*To be done:* Locate all lines in the data below that hold "relative" and show them.

* start Input *

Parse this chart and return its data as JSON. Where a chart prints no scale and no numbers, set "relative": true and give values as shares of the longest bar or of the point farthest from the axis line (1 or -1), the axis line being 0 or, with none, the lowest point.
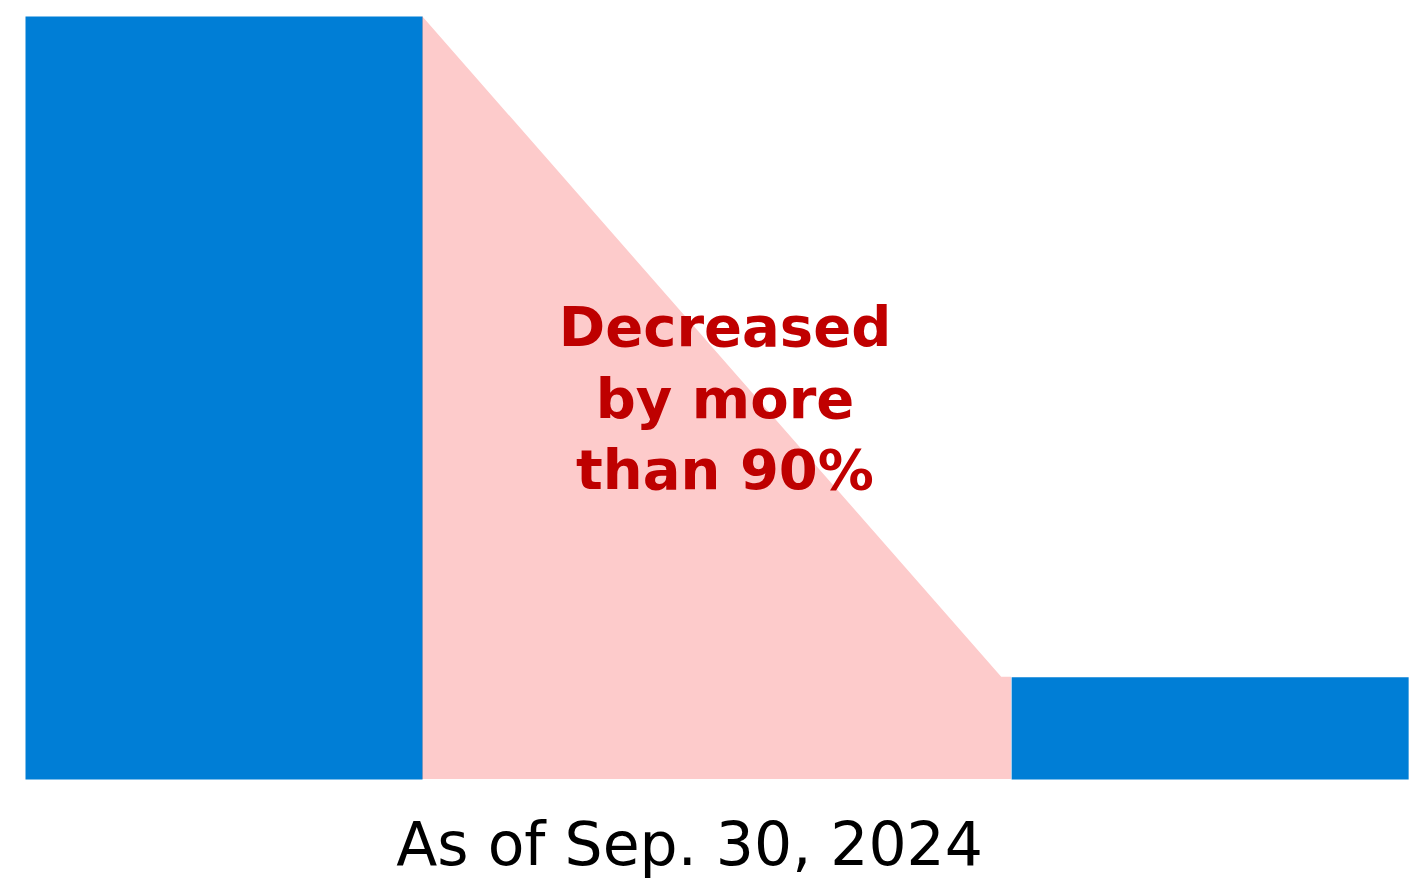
{
  "chart_data": {
    "type": "bar",
    "relative": true,
    "categories": [
      null,
      null
    ],
    "values": [
      1,
      0.134
    ],
    "color": "#007ed6",
    "annotations": [
      "Decreased\nby more\nthan 90%",
      "As of Sep. 30, 2024"
    ]
  }
}
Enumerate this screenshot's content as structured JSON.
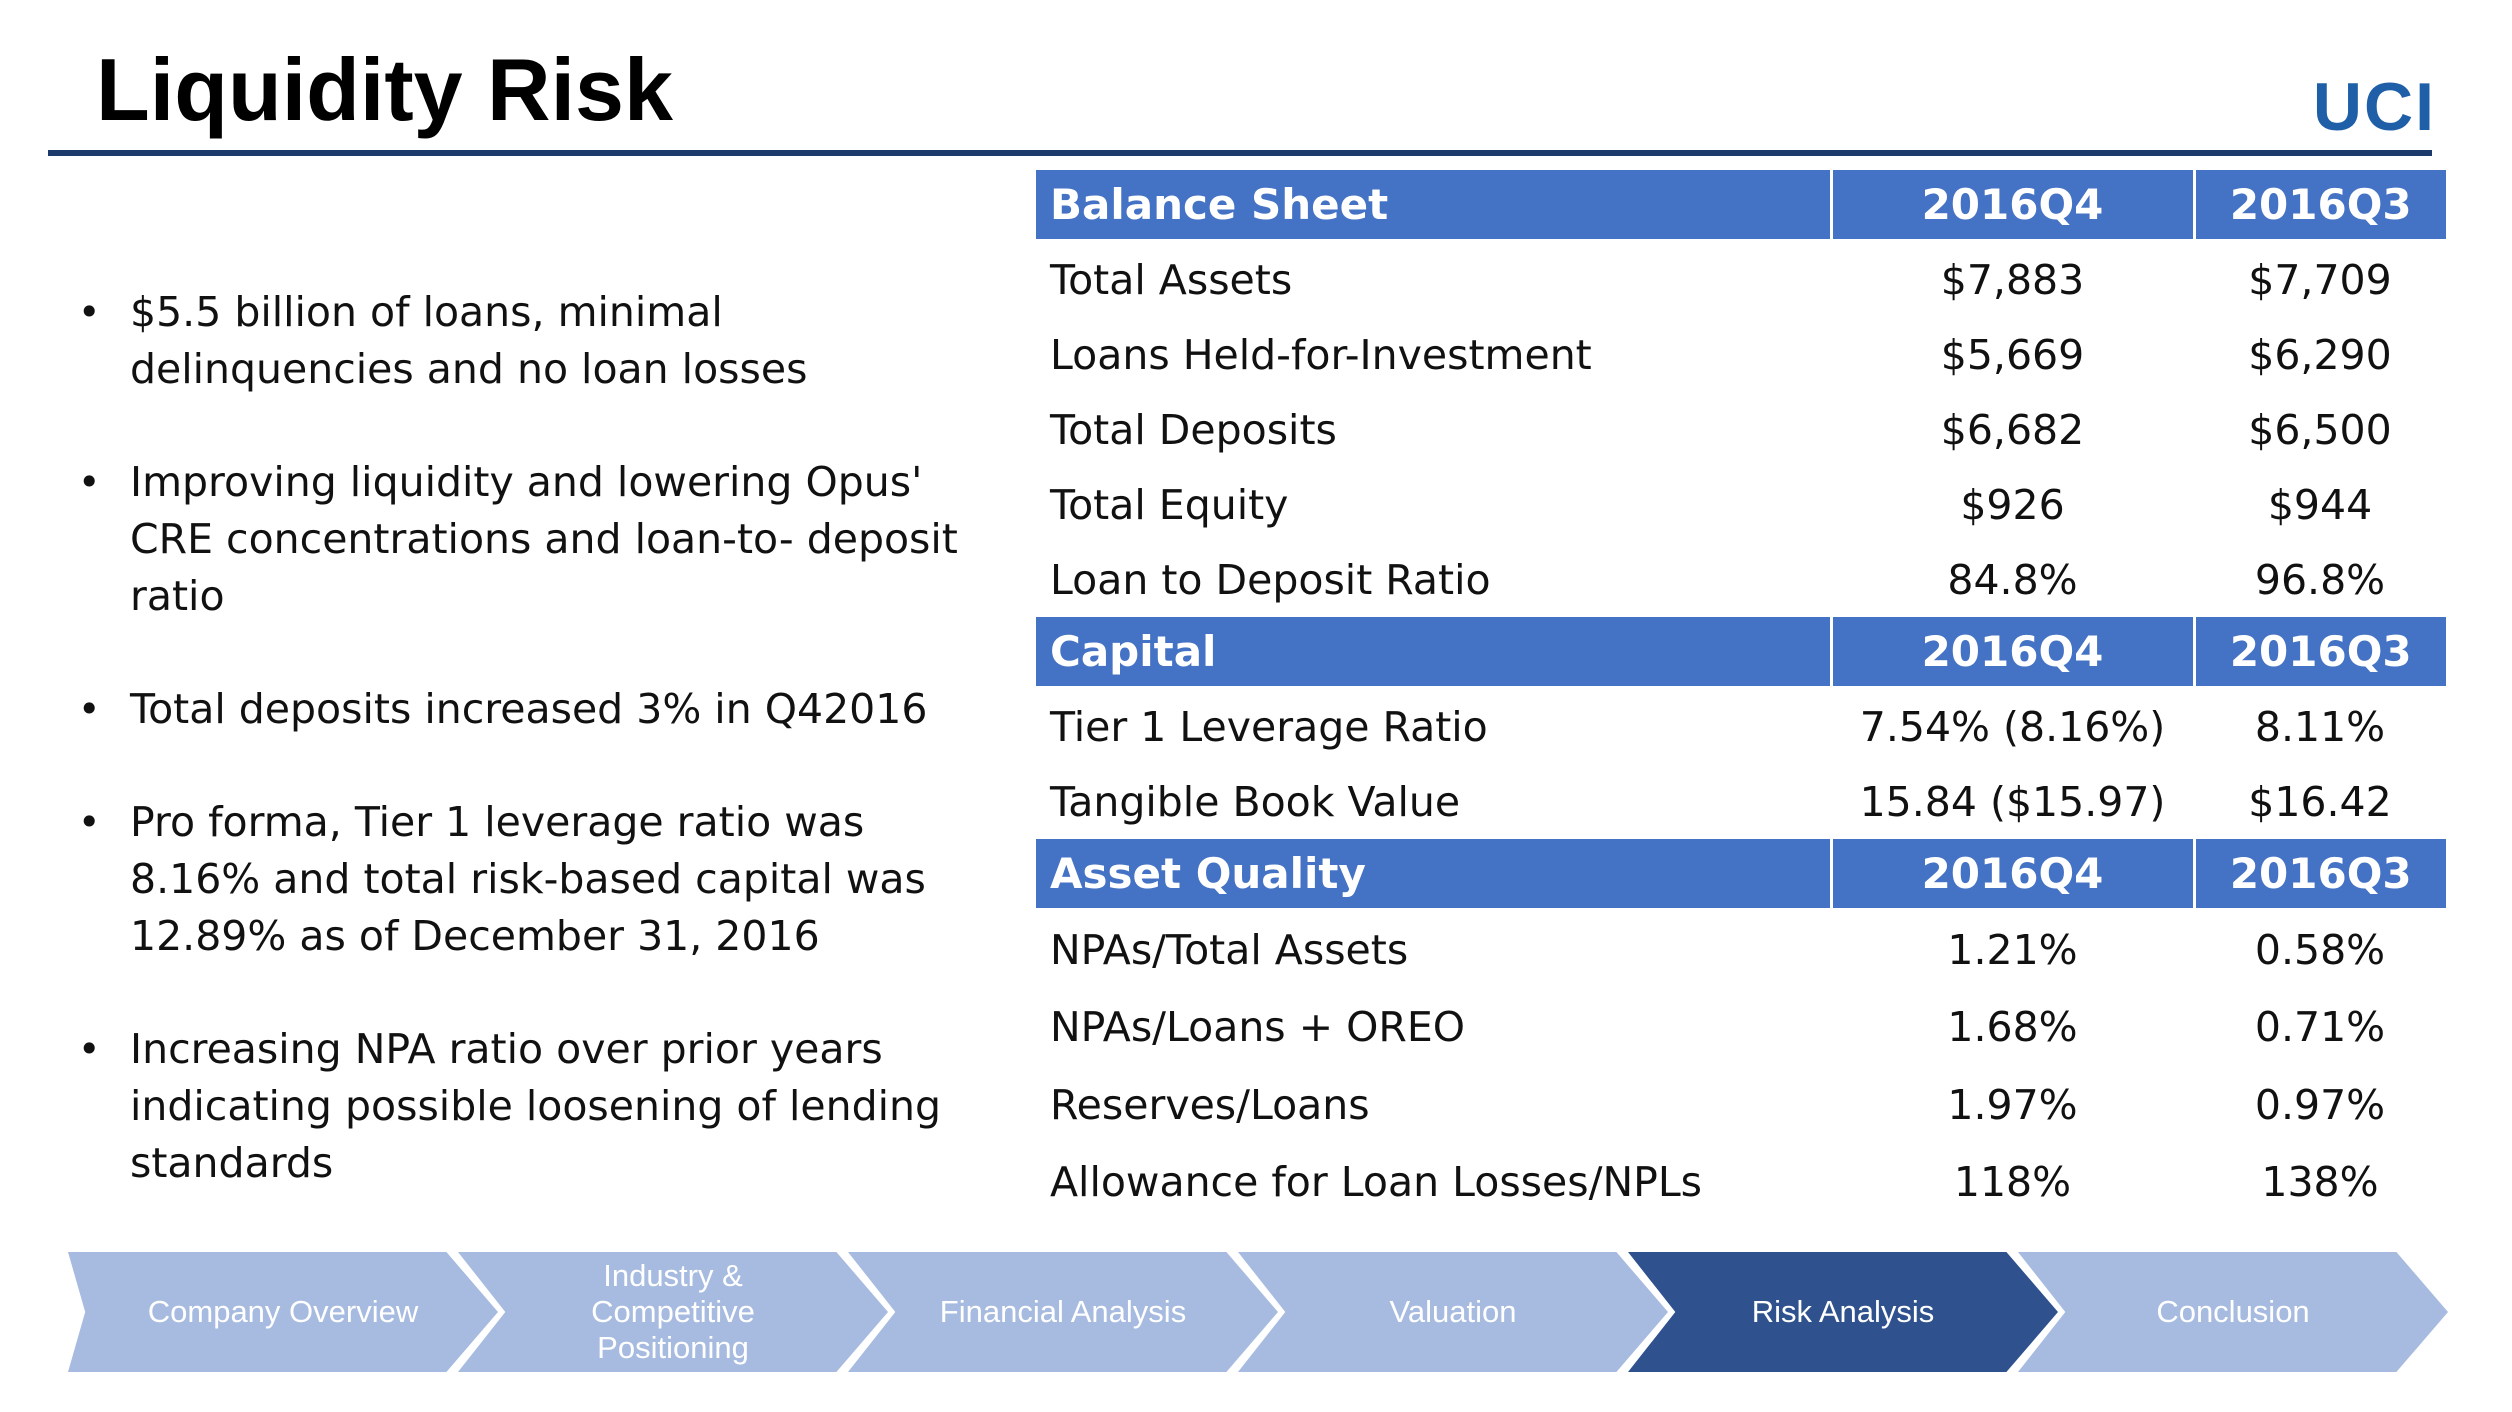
{
  "title": "Liquidity Risk",
  "logo": "UCI",
  "bullets": [
    "$5.5 billion of loans, minimal delinquencies and no loan losses",
    "Improving liquidity and lowering Opus' CRE concentrations and loan-to- deposit ratio",
    "Total deposits increased 3% in Q42016",
    "Pro forma, Tier 1 leverage ratio was 8.16% and total risk-based capital was 12.89% as of December 31, 2016",
    "Increasing NPA ratio over prior years indicating possible loosening of lending standards"
  ],
  "balance_sheet": {
    "header": [
      "Balance Sheet",
      "2016Q4",
      "2016Q3"
    ],
    "rows": [
      [
        "Total Assets",
        "$7,883",
        "$7,709"
      ],
      [
        "Loans Held-for-Investment",
        "$5,669",
        "$6,290"
      ],
      [
        "Total Deposits",
        "$6,682",
        "$6,500"
      ],
      [
        "Total Equity",
        "$926",
        "$944"
      ],
      [
        "Loan to Deposit Ratio",
        "84.8%",
        "96.8%"
      ]
    ]
  },
  "capital": {
    "header": [
      "Capital",
      "2016Q4",
      "2016Q3"
    ],
    "rows": [
      [
        "Tier 1 Leverage Ratio",
        "7.54% (8.16%)",
        "8.11%"
      ],
      [
        "Tangible Book Value",
        "15.84 ($15.97)",
        "$16.42"
      ]
    ]
  },
  "asset_quality": {
    "header": [
      "Asset Quality",
      "2016Q4",
      "2016Q3"
    ],
    "rows": [
      [
        "NPAs/Total Assets",
        "1.21%",
        "0.58%"
      ],
      [
        "NPAs/Loans + OREO",
        "1.68%",
        "0.71%"
      ],
      [
        "Reserves/Loans",
        "1.97%",
        "0.97%"
      ],
      [
        "Allowance for Loan Losses/NPLs",
        "118%",
        "138%"
      ]
    ]
  },
  "nav": {
    "items": [
      "Company Overview",
      "Industry & Competitive Positioning",
      "Financial Analysis",
      "Valuation",
      "Risk Analysis",
      "Conclusion"
    ],
    "active_index": 4
  },
  "colors": {
    "header_blue": "#4472c4",
    "rule_navy": "#1c3a6b",
    "logo_blue": "#1f5fa8",
    "chevron_light": "#a7bbe0",
    "chevron_active": "#2f528f"
  }
}
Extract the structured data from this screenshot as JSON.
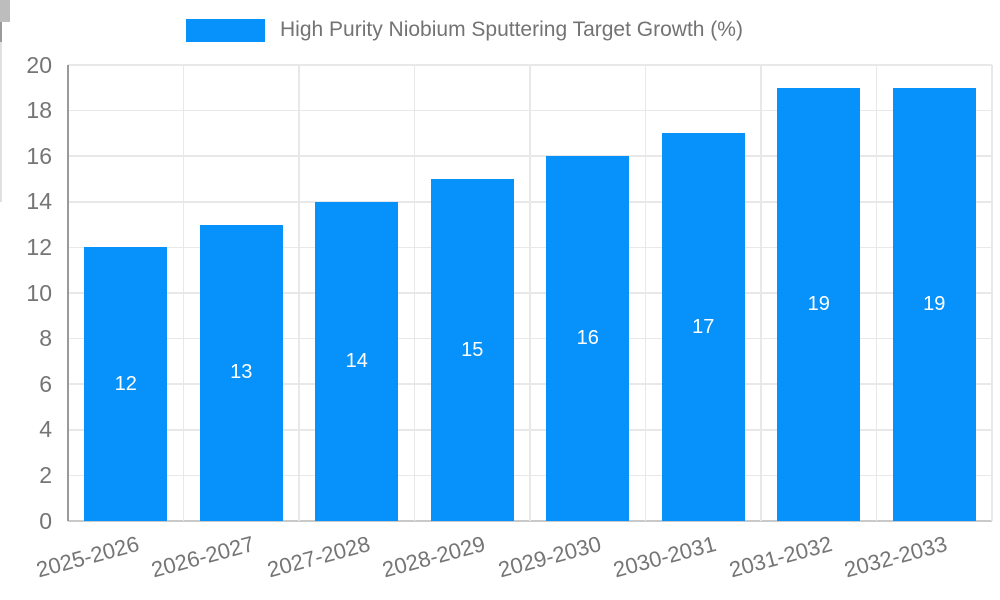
{
  "legend": {
    "label": "High Purity Niobium Sputtering Target Growth (%)"
  },
  "colors": {
    "bar": "#0691FB",
    "axis": "#9a9a9a",
    "grid": "#e8e8e8",
    "tick_text": "#757575",
    "legend_text": "#737373",
    "bar_value_text": "#ffffff"
  },
  "chart_data": {
    "type": "bar",
    "title": "High Purity Niobium Sputtering Target Growth (%)",
    "categories": [
      "2025-2026",
      "2026-2027",
      "2027-2028",
      "2028-2029",
      "2029-2030",
      "2030-2031",
      "2031-2032",
      "2032-2033"
    ],
    "values": [
      12,
      13,
      14,
      15,
      16,
      17,
      19,
      19
    ],
    "series_name": "High Purity Niobium Sputtering Target Growth (%)",
    "xlabel": "",
    "ylabel": "",
    "ylim": [
      0,
      20
    ],
    "ytick_step": 2,
    "ytick_labels": [
      "0",
      "2",
      "4",
      "6",
      "8",
      "10",
      "12",
      "14",
      "16",
      "18",
      "20"
    ],
    "grid": "both",
    "legend_position": "top",
    "bar_value_labels_visible": true,
    "xlabel_rotation_deg": -15
  }
}
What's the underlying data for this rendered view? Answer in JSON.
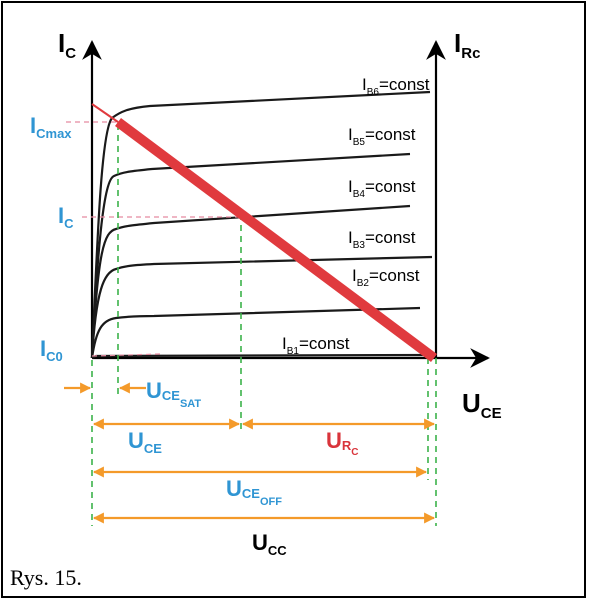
{
  "figure": {
    "caption": "Rys. 15.",
    "colors": {
      "axis": "#000000",
      "blue_text": "#2f95d3",
      "red_text": "#d9343b",
      "load_line": "#e03a3e",
      "dashed_green": "#3cb24a",
      "dashed_pink": "#e58aa0",
      "arrow_orange": "#f49a2a"
    },
    "axes": {
      "y_left": {
        "main": "I",
        "sub": "C"
      },
      "y_right": {
        "main": "I",
        "sub": "Rc"
      },
      "x": {
        "main": "U",
        "sub": "CE"
      }
    },
    "y_markers": {
      "icmax": {
        "main": "I",
        "sub": "Cmax"
      },
      "ic": {
        "main": "I",
        "sub": "C"
      },
      "ic0": {
        "main": "I",
        "sub": "C0"
      }
    },
    "curves": [
      {
        "main": "I",
        "sub": "B6",
        "suffix": "=const"
      },
      {
        "main": "I",
        "sub": "B5",
        "suffix": "=const"
      },
      {
        "main": "I",
        "sub": "B4",
        "suffix": "=const"
      },
      {
        "main": "I",
        "sub": "B3",
        "suffix": "=const"
      },
      {
        "main": "I",
        "sub": "B2",
        "suffix": "=const"
      },
      {
        "main": "I",
        "sub": "B1",
        "suffix": "=const"
      }
    ],
    "dimensions": {
      "uce_sat": {
        "main": "U",
        "sub": "CE",
        "subsub": "SAT"
      },
      "uce": {
        "main": "U",
        "sub": "CE"
      },
      "urc": {
        "main": "U",
        "sub": "R",
        "subsub": "C"
      },
      "uce_off": {
        "main": "U",
        "sub": "CE",
        "subsub": "OFF"
      },
      "ucc": {
        "main": "U",
        "sub": "CC"
      }
    }
  }
}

* end Input *

*The reply:*
Parse this chart and return its data as JSON. Where a chart prints no scale and no numbers, set "relative": true and give values as shares of the longest bar or of the point farthest from the axis line (1 or -1), the axis line being 0 or, with none, the lowest point.
    "relative": true,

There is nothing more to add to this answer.